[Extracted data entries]
# # # #

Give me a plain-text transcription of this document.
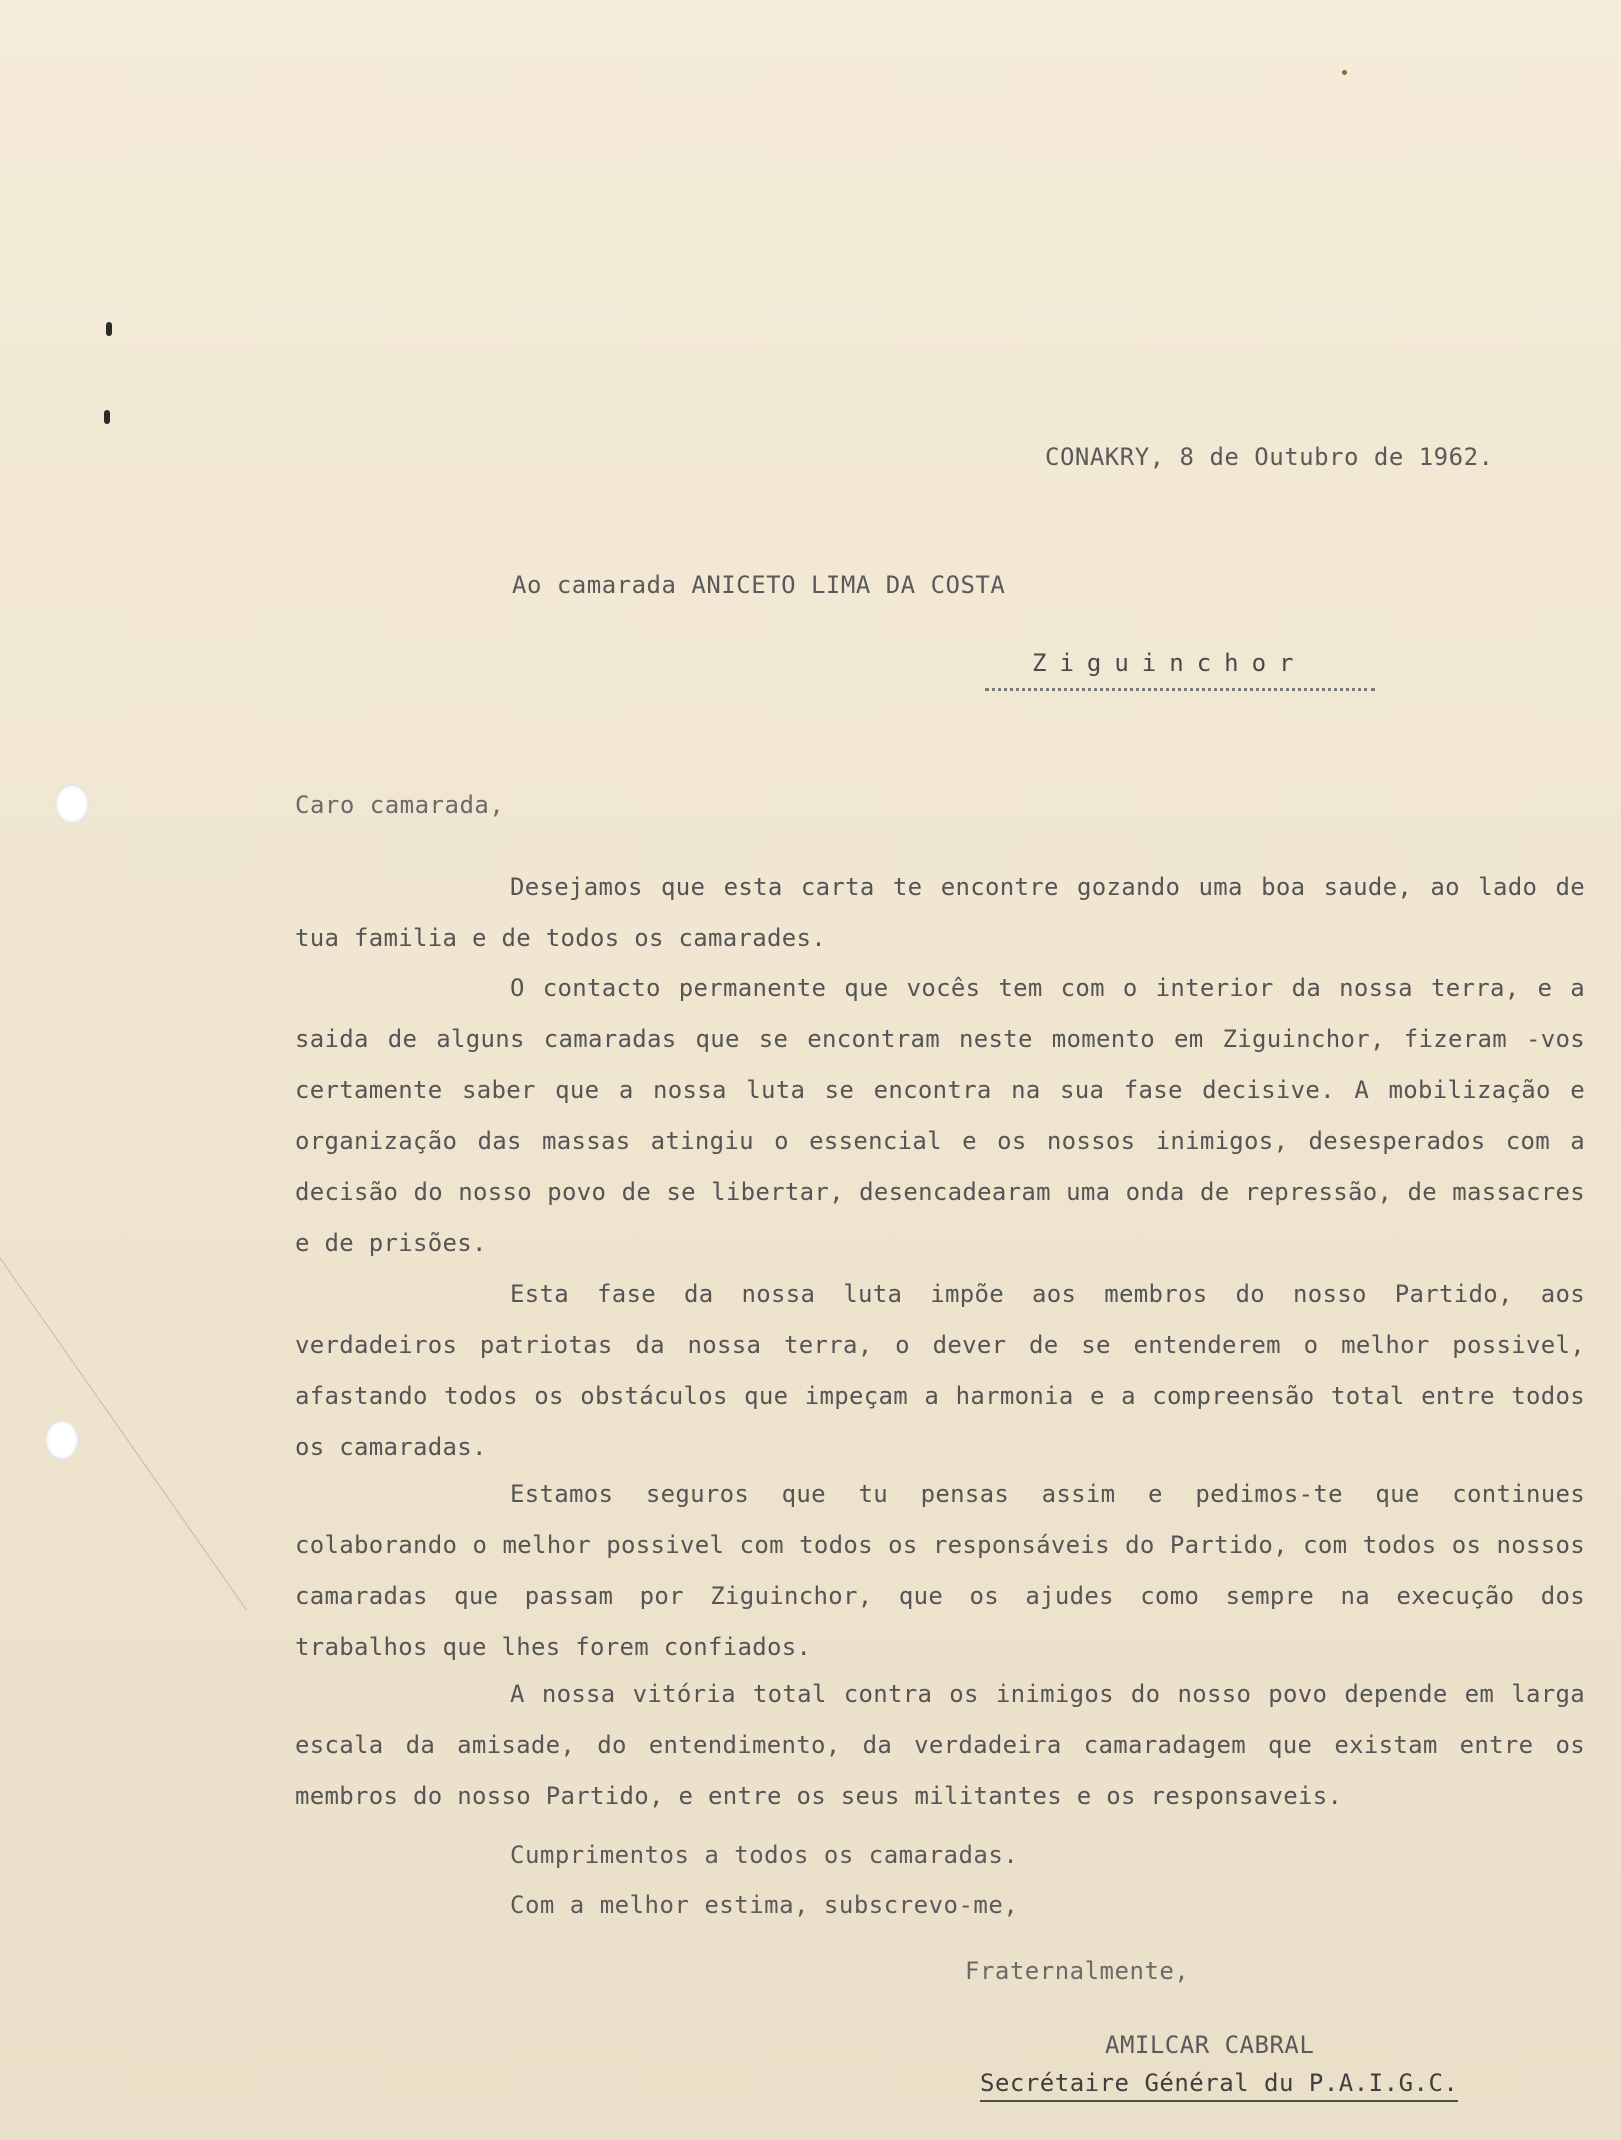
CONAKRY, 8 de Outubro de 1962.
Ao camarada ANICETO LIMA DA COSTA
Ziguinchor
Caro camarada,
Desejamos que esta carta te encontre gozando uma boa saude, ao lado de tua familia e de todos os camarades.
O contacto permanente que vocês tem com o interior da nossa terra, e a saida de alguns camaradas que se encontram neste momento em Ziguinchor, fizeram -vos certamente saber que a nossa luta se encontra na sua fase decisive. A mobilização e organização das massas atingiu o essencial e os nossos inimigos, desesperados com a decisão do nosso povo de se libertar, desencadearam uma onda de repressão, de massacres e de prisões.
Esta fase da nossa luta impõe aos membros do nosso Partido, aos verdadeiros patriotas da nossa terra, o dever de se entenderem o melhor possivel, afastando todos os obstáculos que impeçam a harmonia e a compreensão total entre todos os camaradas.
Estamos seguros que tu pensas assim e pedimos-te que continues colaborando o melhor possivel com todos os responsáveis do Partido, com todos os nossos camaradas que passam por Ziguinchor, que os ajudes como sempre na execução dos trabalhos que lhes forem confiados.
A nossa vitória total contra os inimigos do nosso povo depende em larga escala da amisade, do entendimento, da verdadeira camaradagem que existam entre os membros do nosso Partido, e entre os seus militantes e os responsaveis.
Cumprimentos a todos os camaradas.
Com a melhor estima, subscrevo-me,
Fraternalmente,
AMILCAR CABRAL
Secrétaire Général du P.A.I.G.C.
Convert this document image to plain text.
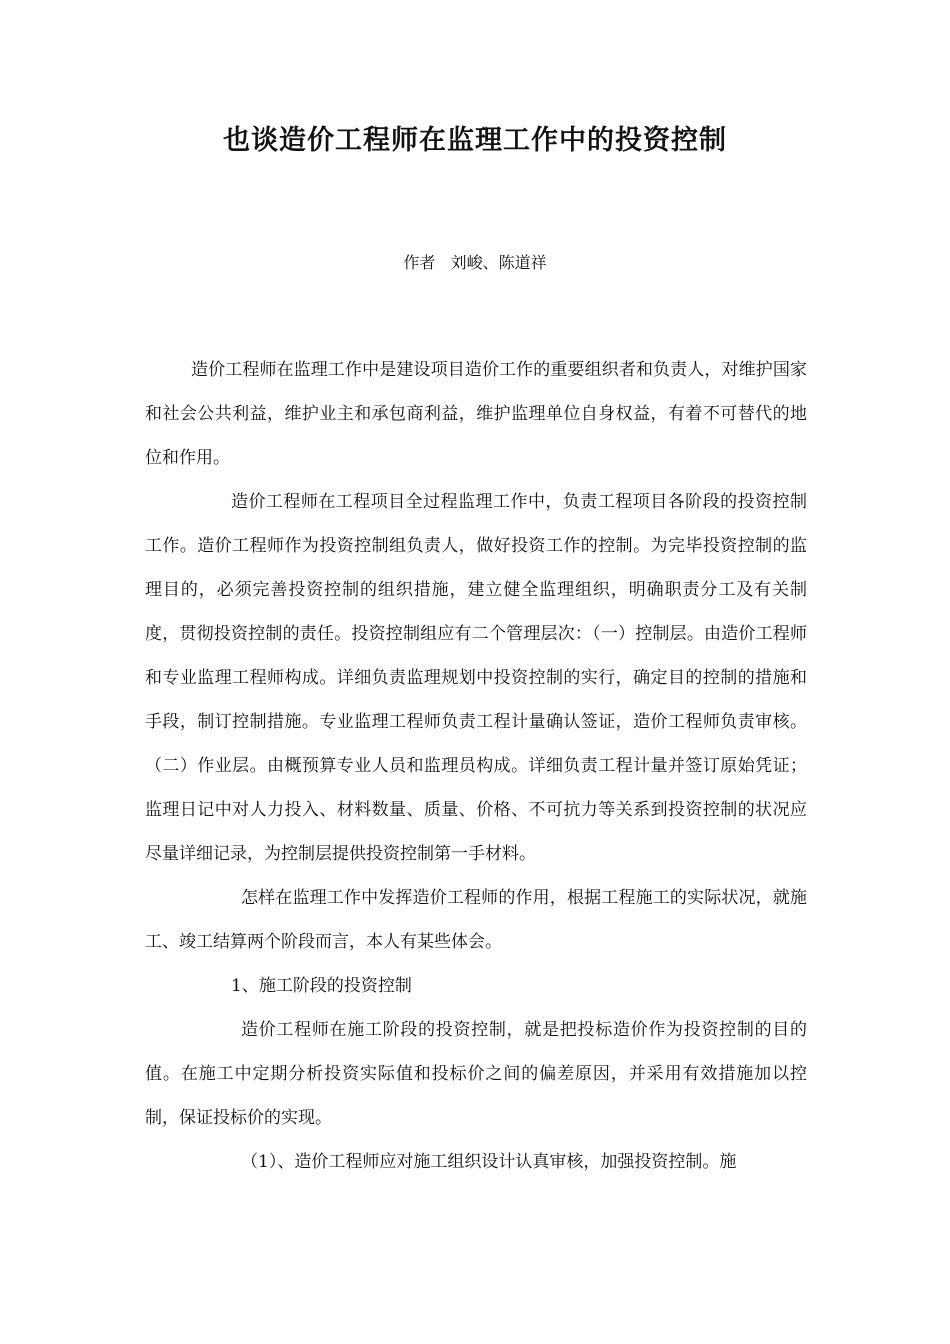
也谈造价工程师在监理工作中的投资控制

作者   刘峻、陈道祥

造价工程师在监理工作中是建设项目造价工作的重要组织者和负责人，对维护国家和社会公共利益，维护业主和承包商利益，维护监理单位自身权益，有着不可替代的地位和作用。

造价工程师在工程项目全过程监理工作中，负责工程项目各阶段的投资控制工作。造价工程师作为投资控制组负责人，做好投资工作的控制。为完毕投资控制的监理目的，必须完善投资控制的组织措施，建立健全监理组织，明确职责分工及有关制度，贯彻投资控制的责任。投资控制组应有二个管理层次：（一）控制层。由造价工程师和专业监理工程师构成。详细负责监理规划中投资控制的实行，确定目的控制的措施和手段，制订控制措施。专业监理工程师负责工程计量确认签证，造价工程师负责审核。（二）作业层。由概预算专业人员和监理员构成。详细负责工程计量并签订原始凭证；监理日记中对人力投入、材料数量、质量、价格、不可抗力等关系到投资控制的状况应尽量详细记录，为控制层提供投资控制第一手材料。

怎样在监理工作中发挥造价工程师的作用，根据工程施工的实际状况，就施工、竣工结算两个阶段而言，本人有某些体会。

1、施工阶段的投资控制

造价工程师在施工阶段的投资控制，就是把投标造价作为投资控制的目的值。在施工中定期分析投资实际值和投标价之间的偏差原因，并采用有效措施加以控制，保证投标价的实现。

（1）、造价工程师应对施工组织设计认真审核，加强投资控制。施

# # # #

OBJECTIVE = Copy the data character for character, but drop all pictures from the copy.

COMPLETE OUTPUT =
Give me a plain-text transcription of this document.
CONAKRY, 8 de Outubro de 1962.
Ao camarada ANICETO LIMA DA COSTA
Ziguinchor
Caro camarada,
Desejamos que esta carta te encontre gozando uma boa saude, ao lado de tua familia e de todos os camarades.
O contacto permanente que vocês tem com o interior da nossa terra, e a saida de alguns camaradas que se encontram neste momento em Ziguinchor, fizeram -vos certamente saber que a nossa luta se encontra na sua fase decisive. A mobilização e organização das massas atingiu o essencial e os nossos inimigos, desesperados com a decisão do nosso povo de se libertar, desencadearam uma onda de repressão, de massacres e de prisões.
Esta fase da nossa luta impõe aos membros do nosso Partido, aos verdadeiros patriotas da nossa terra, o dever de se entenderem o melhor possivel, afastando todos os obstáculos que impeçam a harmonia e a compreensão total entre todos os camaradas.
Estamos seguros que tu pensas assim e pedimos-te que continues colaborando o melhor possivel com todos os responsáveis do Partido, com todos os nossos camaradas que passam por Ziguinchor, que os ajudes como sempre na execução dos trabalhos que lhes forem confiados.
A nossa vitória total contra os inimigos do nosso povo depende em larga escala da amisade, do entendimento, da verdadeira camaradagem que existam entre os membros do nosso Partido, e entre os seus militantes e os responsaveis.
Cumprimentos a todos os camaradas.
Com a melhor estima, subscrevo-me,
Fraternalmente,
AMILCAR CABRAL
Secrétaire Général du P.A.I.G.C.
Convert this document image to plain text.
也谈造价工程师在监理工作中的投资控制

作者   刘峻、陈道祥

造价工程师在监理工作中是建设项目造价工作的重要组织者和负责人，对维护国家和社会公共利益，维护业主和承包商利益，维护监理单位自身权益，有着不可替代的地位和作用。

造价工程师在工程项目全过程监理工作中，负责工程项目各阶段的投资控制工作。造价工程师作为投资控制组负责人，做好投资工作的控制。为完毕投资控制的监理目的，必须完善投资控制的组织措施，建立健全监理组织，明确职责分工及有关制度，贯彻投资控制的责任。投资控制组应有二个管理层次：（一）控制层。由造价工程师和专业监理工程师构成。详细负责监理规划中投资控制的实行，确定目的控制的措施和手段，制订控制措施。专业监理工程师负责工程计量确认签证，造价工程师负责审核。（二）作业层。由概预算专业人员和监理员构成。详细负责工程计量并签订原始凭证；监理日记中对人力投入、材料数量、质量、价格、不可抗力等关系到投资控制的状况应尽量详细记录，为控制层提供投资控制第一手材料。

怎样在监理工作中发挥造价工程师的作用，根据工程施工的实际状况，就施工、竣工结算两个阶段而言，本人有某些体会。

1、施工阶段的投资控制

造价工程师在施工阶段的投资控制，就是把投标造价作为投资控制的目的值。在施工中定期分析投资实际值和投标价之间的偏差原因，并采用有效措施加以控制，保证投标价的实现。

（1）、造价工程师应对施工组织设计认真审核，加强投资控制。施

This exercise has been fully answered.